[Stored dataset items]
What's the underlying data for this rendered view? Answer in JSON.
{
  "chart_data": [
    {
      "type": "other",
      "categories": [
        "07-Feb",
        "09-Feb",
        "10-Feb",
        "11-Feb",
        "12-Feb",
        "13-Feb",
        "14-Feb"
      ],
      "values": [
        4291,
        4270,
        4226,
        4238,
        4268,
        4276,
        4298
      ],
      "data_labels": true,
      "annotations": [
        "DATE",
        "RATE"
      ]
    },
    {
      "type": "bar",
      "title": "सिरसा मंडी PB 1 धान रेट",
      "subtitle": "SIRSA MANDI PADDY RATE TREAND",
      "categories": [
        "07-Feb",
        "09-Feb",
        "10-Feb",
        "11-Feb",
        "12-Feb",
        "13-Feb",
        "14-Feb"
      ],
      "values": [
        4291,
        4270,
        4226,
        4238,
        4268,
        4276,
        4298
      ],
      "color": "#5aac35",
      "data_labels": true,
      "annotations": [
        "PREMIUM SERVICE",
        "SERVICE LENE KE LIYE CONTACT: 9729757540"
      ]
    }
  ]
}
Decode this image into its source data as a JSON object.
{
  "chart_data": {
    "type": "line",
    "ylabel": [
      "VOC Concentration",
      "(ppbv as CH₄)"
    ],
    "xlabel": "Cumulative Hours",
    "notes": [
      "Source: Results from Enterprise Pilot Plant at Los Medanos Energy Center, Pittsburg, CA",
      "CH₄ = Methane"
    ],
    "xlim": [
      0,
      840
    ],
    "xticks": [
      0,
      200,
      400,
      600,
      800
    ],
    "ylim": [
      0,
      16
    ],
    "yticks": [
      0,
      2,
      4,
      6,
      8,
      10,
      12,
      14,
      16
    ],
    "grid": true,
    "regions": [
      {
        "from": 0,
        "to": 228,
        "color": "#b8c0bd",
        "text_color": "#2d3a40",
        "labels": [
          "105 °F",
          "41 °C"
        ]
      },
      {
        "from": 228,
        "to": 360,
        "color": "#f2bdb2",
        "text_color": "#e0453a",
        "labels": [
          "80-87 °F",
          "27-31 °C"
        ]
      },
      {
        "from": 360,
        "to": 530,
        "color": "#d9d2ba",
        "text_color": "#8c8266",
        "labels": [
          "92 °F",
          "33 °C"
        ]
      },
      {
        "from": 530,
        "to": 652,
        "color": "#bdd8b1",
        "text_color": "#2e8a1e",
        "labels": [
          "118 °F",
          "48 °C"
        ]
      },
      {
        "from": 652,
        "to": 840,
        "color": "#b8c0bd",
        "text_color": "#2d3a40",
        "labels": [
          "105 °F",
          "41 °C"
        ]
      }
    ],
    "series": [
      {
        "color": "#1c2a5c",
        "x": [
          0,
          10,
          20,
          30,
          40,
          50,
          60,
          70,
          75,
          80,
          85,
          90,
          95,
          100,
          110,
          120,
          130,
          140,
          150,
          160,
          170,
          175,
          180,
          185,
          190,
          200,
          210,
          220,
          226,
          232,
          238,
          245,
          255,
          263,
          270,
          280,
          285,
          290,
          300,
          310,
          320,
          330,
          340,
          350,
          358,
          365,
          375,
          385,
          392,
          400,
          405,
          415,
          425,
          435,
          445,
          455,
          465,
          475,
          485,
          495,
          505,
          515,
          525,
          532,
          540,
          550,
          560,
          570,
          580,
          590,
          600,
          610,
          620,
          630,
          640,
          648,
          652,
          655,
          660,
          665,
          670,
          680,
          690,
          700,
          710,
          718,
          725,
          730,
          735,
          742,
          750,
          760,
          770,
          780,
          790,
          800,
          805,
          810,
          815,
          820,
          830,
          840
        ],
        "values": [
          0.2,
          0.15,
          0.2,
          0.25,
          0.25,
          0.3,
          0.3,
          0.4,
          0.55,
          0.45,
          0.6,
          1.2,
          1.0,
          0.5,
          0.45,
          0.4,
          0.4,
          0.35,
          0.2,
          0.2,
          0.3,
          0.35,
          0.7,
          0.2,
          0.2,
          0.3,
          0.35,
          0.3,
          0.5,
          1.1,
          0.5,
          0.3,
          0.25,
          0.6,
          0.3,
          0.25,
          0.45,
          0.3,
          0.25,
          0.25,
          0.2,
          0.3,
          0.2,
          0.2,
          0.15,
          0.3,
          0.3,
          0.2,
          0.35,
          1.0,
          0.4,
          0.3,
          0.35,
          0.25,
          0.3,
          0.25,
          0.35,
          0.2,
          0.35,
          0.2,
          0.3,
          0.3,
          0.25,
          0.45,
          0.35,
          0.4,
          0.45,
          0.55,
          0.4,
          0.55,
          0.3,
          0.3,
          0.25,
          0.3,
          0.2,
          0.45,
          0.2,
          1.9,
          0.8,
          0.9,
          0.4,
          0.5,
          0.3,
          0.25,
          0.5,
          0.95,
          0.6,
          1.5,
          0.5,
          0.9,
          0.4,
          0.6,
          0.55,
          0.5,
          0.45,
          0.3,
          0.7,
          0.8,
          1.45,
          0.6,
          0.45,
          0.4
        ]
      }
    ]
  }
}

*Exercise objective*. Reply with one number: the count of lines in the entries that include the word "JSON".

*Result below*. 2